>> start Records shown
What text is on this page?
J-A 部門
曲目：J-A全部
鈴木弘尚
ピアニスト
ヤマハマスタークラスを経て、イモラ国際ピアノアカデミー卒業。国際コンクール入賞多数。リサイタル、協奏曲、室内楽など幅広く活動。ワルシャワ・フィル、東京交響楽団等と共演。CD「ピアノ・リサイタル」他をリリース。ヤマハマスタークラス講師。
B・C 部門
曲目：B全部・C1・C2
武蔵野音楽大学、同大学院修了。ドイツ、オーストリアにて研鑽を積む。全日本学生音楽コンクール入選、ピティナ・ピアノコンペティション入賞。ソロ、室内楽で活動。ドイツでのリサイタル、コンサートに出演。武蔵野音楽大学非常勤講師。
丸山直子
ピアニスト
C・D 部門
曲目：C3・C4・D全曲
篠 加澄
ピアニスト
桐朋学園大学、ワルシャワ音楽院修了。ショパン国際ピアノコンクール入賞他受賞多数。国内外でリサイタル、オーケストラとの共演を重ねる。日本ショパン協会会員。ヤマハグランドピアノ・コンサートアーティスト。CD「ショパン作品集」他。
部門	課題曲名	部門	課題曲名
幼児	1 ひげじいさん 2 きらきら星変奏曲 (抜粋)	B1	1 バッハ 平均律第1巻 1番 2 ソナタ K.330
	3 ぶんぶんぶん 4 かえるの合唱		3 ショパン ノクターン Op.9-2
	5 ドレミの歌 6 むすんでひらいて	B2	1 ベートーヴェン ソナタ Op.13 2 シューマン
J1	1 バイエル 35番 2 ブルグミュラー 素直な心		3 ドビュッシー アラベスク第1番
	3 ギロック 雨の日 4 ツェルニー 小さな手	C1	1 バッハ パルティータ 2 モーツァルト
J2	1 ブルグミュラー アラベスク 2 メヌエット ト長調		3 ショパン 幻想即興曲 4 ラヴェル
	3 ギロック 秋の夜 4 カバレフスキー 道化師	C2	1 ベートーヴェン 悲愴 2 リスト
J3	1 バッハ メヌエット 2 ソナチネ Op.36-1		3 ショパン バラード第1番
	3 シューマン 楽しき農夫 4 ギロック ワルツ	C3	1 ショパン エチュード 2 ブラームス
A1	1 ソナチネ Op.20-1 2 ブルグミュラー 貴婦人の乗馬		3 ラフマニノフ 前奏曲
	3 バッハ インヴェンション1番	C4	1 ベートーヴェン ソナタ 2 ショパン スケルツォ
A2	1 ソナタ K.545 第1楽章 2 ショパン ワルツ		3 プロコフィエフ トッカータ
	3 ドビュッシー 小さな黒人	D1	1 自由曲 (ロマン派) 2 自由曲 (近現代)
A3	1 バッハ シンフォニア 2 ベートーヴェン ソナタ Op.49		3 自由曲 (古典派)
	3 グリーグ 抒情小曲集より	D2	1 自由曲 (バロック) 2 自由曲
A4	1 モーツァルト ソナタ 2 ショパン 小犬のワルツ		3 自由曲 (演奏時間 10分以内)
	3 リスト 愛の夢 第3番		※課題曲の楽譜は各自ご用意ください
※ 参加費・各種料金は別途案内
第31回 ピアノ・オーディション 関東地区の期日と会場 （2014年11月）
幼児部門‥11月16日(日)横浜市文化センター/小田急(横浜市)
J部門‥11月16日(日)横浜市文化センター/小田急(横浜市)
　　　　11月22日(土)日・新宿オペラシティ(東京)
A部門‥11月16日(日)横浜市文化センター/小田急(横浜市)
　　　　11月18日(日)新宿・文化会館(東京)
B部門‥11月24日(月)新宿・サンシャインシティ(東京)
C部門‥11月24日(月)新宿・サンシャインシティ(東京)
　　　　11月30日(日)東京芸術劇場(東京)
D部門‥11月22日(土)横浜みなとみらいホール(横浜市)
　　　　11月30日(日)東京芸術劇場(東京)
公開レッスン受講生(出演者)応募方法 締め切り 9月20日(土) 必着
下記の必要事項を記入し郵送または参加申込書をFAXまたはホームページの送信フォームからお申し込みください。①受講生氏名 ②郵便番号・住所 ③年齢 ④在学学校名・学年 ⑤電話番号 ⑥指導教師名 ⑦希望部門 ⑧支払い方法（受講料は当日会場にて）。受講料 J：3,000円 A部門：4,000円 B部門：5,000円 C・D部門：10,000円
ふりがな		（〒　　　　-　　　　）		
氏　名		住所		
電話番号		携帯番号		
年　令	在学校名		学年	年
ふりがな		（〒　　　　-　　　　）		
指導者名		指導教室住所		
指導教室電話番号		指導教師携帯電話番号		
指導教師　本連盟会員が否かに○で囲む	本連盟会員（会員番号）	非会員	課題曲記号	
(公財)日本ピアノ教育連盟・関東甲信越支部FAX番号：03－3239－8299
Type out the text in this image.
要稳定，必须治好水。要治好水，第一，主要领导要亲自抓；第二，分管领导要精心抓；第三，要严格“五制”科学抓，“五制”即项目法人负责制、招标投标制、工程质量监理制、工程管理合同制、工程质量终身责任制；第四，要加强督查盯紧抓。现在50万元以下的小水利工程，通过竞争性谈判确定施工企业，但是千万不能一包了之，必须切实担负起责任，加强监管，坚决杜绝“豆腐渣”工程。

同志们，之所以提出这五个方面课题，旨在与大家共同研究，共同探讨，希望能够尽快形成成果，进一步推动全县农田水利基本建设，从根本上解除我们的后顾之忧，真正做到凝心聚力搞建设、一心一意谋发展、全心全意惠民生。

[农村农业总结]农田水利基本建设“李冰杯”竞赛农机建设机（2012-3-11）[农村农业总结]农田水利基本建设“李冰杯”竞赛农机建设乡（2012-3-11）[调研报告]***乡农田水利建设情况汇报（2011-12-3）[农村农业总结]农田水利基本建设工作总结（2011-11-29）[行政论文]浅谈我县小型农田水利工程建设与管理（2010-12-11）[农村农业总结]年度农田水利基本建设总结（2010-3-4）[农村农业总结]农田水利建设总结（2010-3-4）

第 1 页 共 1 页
>> end Records shown
Task to carry out:
Give back the data above exactly as it appears.

Result of this exercise:
What text is on this page?
J-A 部門
曲目：J-A全部
鈴木弘尚
ピアニスト
ヤマハマスタークラスを経て、イモラ国際ピアノアカデミー卒業。国際コンクール入賞多数。リサイタル、協奏曲、室内楽など幅広く活動。ワルシャワ・フィル、東京交響楽団等と共演。CD「ピアノ・リサイタル」他をリリース。ヤマハマスタークラス講師。
B・C 部門
曲目：B全部・C1・C2
武蔵野音楽大学、同大学院修了。ドイツ、オーストリアにて研鑽を積む。全日本学生音楽コンクール入選、ピティナ・ピアノコンペティション入賞。ソロ、室内楽で活動。ドイツでのリサイタル、コンサートに出演。武蔵野音楽大学非常勤講師。
丸山直子
ピアニスト
C・D 部門
曲目：C3・C4・D全曲
篠 加澄
ピアニスト
桐朋学園大学、ワルシャワ音楽院修了。ショパン国際ピアノコンクール入賞他受賞多数。国内外でリサイタル、オーケストラとの共演を重ねる。日本ショパン協会会員。ヤマハグランドピアノ・コンサートアーティスト。CD「ショパン作品集」他。
部門	課題曲名	部門	課題曲名
幼児	1 ひげじいさん 2 きらきら星変奏曲 (抜粋)	B1	1 バッハ 平均律第1巻 1番 2 ソナタ K.330
	3 ぶんぶんぶん 4 かえるの合唱		3 ショパン ノクターン Op.9-2
	5 ドレミの歌 6 むすんでひらいて	B2	1 ベートーヴェン ソナタ Op.13 2 シューマン
J1	1 バイエル 35番 2 ブルグミュラー 素直な心		3 ドビュッシー アラベスク第1番
	3 ギロック 雨の日 4 ツェルニー 小さな手	C1	1 バッハ パルティータ 2 モーツァルト
J2	1 ブルグミュラー アラベスク 2 メヌエット ト長調		3 ショパン 幻想即興曲 4 ラヴェル
	3 ギロック 秋の夜 4 カバレフスキー 道化師	C2	1 ベートーヴェン 悲愴 2 リスト
J3	1 バッハ メヌエット 2 ソナチネ Op.36-1		3 ショパン バラード第1番
	3 シューマン 楽しき農夫 4 ギロック ワルツ	C3	1 ショパン エチュード 2 ブラームス
A1	1 ソナチネ Op.20-1 2 ブルグミュラー 貴婦人の乗馬		3 ラフマニノフ 前奏曲
	3 バッハ インヴェンション1番	C4	1 ベートーヴェン ソナタ 2 ショパン スケルツォ
A2	1 ソナタ K.545 第1楽章 2 ショパン ワルツ		3 プロコフィエフ トッカータ
	3 ドビュッシー 小さな黒人	D1	1 自由曲 (ロマン派) 2 自由曲 (近現代)
A3	1 バッハ シンフォニア 2 ベートーヴェン ソナタ Op.49		3 自由曲 (古典派)
	3 グリーグ 抒情小曲集より	D2	1 自由曲 (バロック) 2 自由曲
A4	1 モーツァルト ソナタ 2 ショパン 小犬のワルツ		3 自由曲 (演奏時間 10分以内)
	3 リスト 愛の夢 第3番		※課題曲の楽譜は各自ご用意ください
※ 参加費・各種料金は別途案内
第31回 ピアノ・オーディション 関東地区の期日と会場 （2014年11月）
幼児部門‥11月16日(日)横浜市文化センター/小田急(横浜市)
J部門‥11月16日(日)横浜市文化センター/小田急(横浜市)
　　　　11月22日(土)日・新宿オペラシティ(東京)
A部門‥11月16日(日)横浜市文化センター/小田急(横浜市)
　　　　11月18日(日)新宿・文化会館(東京)
B部門‥11月24日(月)新宿・サンシャインシティ(東京)
C部門‥11月24日(月)新宿・サンシャインシティ(東京)
　　　　11月30日(日)東京芸術劇場(東京)
D部門‥11月22日(土)横浜みなとみらいホール(横浜市)
　　　　11月30日(日)東京芸術劇場(東京)
公開レッスン受講生(出演者)応募方法 締め切り 9月20日(土) 必着
下記の必要事項を記入し郵送または参加申込書をFAXまたはホームページの送信フォームからお申し込みください。①受講生氏名 ②郵便番号・住所 ③年齢 ④在学学校名・学年 ⑤電話番号 ⑥指導教師名 ⑦希望部門 ⑧支払い方法（受講料は当日会場にて）。受講料 J：3,000円 A部門：4,000円 B部門：5,000円 C・D部門：10,000円
ふりがな		（〒　　　　-　　　　）		
氏　名		住所		
電話番号		携帯番号		
年　令	在学校名		学年	年
ふりがな		（〒　　　　-　　　　）		
指導者名		指導教室住所		
指導教室電話番号		指導教師携帯電話番号		
指導教師　本連盟会員が否かに○で囲む	本連盟会員（会員番号）	非会員	課題曲記号	
(公財)日本ピアノ教育連盟・関東甲信越支部FAX番号：03－3239－8299
Type out the text in this image.
要稳定，必须治好水。要治好水，第一，主要领导要亲自抓；第二，分管领导要精心抓；第三，要严格“五制”科学抓，“五制”即项目法人负责制、招标投标制、工程质量监理制、工程管理合同制、工程质量终身责任制；第四，要加强督查盯紧抓。现在50万元以下的小水利工程，通过竞争性谈判确定施工企业，但是千万不能一包了之，必须切实担负起责任，加强监管，坚决杜绝“豆腐渣”工程。

同志们，之所以提出这五个方面课题，旨在与大家共同研究，共同探讨，希望能够尽快形成成果，进一步推动全县农田水利基本建设，从根本上解除我们的后顾之忧，真正做到凝心聚力搞建设、一心一意谋发展、全心全意惠民生。

[农村农业总结]农田水利基本建设“李冰杯”竞赛农机建设机（2012-3-11）[农村农业总结]农田水利基本建设“李冰杯”竞赛农机建设乡（2012-3-11）[调研报告]***乡农田水利建设情况汇报（2011-12-3）[农村农业总结]农田水利基本建设工作总结（2011-11-29）[行政论文]浅谈我县小型农田水利工程建设与管理（2010-12-11）[农村农业总结]年度农田水利基本建设总结（2010-3-4）[农村农业总结]农田水利建设总结（2010-3-4）

第 1 页 共 1 页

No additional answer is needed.